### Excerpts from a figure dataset
= = = = =

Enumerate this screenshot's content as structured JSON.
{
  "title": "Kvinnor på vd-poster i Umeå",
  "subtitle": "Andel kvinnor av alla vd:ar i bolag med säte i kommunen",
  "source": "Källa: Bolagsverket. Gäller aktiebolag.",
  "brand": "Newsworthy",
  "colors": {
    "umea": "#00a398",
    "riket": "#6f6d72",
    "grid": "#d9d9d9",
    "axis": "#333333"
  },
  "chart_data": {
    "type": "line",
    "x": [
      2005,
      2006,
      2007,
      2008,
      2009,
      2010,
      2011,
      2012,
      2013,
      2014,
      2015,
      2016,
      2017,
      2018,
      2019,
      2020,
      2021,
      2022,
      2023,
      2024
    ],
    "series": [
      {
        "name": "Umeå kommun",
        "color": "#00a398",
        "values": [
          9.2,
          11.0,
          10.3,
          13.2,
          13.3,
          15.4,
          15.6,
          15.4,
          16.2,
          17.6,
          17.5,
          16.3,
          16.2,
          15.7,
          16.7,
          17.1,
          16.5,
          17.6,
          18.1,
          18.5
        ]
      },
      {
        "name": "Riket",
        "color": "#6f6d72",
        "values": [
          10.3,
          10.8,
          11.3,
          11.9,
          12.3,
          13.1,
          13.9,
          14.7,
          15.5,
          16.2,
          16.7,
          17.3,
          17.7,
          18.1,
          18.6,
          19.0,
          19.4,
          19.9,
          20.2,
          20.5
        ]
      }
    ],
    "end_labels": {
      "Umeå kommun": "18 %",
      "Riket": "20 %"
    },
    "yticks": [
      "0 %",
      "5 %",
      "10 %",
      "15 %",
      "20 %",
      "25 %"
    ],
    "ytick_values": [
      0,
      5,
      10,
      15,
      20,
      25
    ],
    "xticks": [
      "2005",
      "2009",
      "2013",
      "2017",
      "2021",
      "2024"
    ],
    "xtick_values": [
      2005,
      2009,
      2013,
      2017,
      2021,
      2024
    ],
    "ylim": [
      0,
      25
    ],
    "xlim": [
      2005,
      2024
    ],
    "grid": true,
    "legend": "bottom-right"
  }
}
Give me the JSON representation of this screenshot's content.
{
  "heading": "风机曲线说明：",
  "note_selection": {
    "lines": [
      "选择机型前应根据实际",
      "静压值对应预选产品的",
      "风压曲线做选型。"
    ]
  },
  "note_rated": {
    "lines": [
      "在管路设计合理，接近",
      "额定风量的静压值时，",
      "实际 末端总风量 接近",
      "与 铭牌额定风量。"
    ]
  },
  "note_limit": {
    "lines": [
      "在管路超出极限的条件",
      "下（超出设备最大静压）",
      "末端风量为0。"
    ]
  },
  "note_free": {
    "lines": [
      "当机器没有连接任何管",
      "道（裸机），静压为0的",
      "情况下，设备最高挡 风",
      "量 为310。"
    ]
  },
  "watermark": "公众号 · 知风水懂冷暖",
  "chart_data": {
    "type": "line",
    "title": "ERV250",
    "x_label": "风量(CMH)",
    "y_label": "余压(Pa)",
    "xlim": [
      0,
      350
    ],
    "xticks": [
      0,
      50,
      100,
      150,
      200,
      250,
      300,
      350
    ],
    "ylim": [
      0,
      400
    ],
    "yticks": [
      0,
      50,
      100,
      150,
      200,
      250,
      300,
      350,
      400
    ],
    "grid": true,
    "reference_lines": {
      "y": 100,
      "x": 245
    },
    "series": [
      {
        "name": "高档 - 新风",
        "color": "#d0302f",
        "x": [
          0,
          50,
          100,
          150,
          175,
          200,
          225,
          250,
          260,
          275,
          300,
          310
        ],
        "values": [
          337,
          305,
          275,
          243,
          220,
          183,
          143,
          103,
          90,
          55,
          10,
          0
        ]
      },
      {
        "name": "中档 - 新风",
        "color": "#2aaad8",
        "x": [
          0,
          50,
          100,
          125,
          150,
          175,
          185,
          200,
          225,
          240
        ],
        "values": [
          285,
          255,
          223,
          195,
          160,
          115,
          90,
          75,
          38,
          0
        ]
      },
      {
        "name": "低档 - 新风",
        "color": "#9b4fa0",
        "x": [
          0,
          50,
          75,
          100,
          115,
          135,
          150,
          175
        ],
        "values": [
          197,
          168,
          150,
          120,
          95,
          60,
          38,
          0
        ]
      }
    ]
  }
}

= = = = =

### Work to be completed
Set down the entries above again, word for word.

### Answer to the problem
Enumerate this screenshot's content as structured JSON.
{
  "title": "Kvinnor på vd-poster i Umeå",
  "subtitle": "Andel kvinnor av alla vd:ar i bolag med säte i kommunen",
  "source": "Källa: Bolagsverket. Gäller aktiebolag.",
  "brand": "Newsworthy",
  "colors": {
    "umea": "#00a398",
    "riket": "#6f6d72",
    "grid": "#d9d9d9",
    "axis": "#333333"
  },
  "chart_data": {
    "type": "line",
    "x": [
      2005,
      2006,
      2007,
      2008,
      2009,
      2010,
      2011,
      2012,
      2013,
      2014,
      2015,
      2016,
      2017,
      2018,
      2019,
      2020,
      2021,
      2022,
      2023,
      2024
    ],
    "series": [
      {
        "name": "Umeå kommun",
        "color": "#00a398",
        "values": [
          9.2,
          11.0,
          10.3,
          13.2,
          13.3,
          15.4,
          15.6,
          15.4,
          16.2,
          17.6,
          17.5,
          16.3,
          16.2,
          15.7,
          16.7,
          17.1,
          16.5,
          17.6,
          18.1,
          18.5
        ]
      },
      {
        "name": "Riket",
        "color": "#6f6d72",
        "values": [
          10.3,
          10.8,
          11.3,
          11.9,
          12.3,
          13.1,
          13.9,
          14.7,
          15.5,
          16.2,
          16.7,
          17.3,
          17.7,
          18.1,
          18.6,
          19.0,
          19.4,
          19.9,
          20.2,
          20.5
        ]
      }
    ],
    "end_labels": {
      "Umeå kommun": "18 %",
      "Riket": "20 %"
    },
    "yticks": [
      "0 %",
      "5 %",
      "10 %",
      "15 %",
      "20 %",
      "25 %"
    ],
    "ytick_values": [
      0,
      5,
      10,
      15,
      20,
      25
    ],
    "xticks": [
      "2005",
      "2009",
      "2013",
      "2017",
      "2021",
      "2024"
    ],
    "xtick_values": [
      2005,
      2009,
      2013,
      2017,
      2021,
      2024
    ],
    "ylim": [
      0,
      25
    ],
    "xlim": [
      2005,
      2024
    ],
    "grid": true,
    "legend": "bottom-right"
  }
}
Give me the JSON representation of this screenshot's content.
{
  "heading": "风机曲线说明：",
  "note_selection": {
    "lines": [
      "选择机型前应根据实际",
      "静压值对应预选产品的",
      "风压曲线做选型。"
    ]
  },
  "note_rated": {
    "lines": [
      "在管路设计合理，接近",
      "额定风量的静压值时，",
      "实际 末端总风量 接近",
      "与 铭牌额定风量。"
    ]
  },
  "note_limit": {
    "lines": [
      "在管路超出极限的条件",
      "下（超出设备最大静压）",
      "末端风量为0。"
    ]
  },
  "note_free": {
    "lines": [
      "当机器没有连接任何管",
      "道（裸机），静压为0的",
      "情况下，设备最高挡 风",
      "量 为310。"
    ]
  },
  "watermark": "公众号 · 知风水懂冷暖",
  "chart_data": {
    "type": "line",
    "title": "ERV250",
    "x_label": "风量(CMH)",
    "y_label": "余压(Pa)",
    "xlim": [
      0,
      350
    ],
    "xticks": [
      0,
      50,
      100,
      150,
      200,
      250,
      300,
      350
    ],
    "ylim": [
      0,
      400
    ],
    "yticks": [
      0,
      50,
      100,
      150,
      200,
      250,
      300,
      350,
      400
    ],
    "grid": true,
    "reference_lines": {
      "y": 100,
      "x": 245
    },
    "series": [
      {
        "name": "高档 - 新风",
        "color": "#d0302f",
        "x": [
          0,
          50,
          100,
          150,
          175,
          200,
          225,
          250,
          260,
          275,
          300,
          310
        ],
        "values": [
          337,
          305,
          275,
          243,
          220,
          183,
          143,
          103,
          90,
          55,
          10,
          0
        ]
      },
      {
        "name": "中档 - 新风",
        "color": "#2aaad8",
        "x": [
          0,
          50,
          100,
          125,
          150,
          175,
          185,
          200,
          225,
          240
        ],
        "values": [
          285,
          255,
          223,
          195,
          160,
          115,
          90,
          75,
          38,
          0
        ]
      },
      {
        "name": "低档 - 新风",
        "color": "#9b4fa0",
        "x": [
          0,
          50,
          75,
          100,
          115,
          135,
          150,
          175
        ],
        "values": [
          197,
          168,
          150,
          120,
          95,
          60,
          38,
          0
        ]
      }
    ]
  }
}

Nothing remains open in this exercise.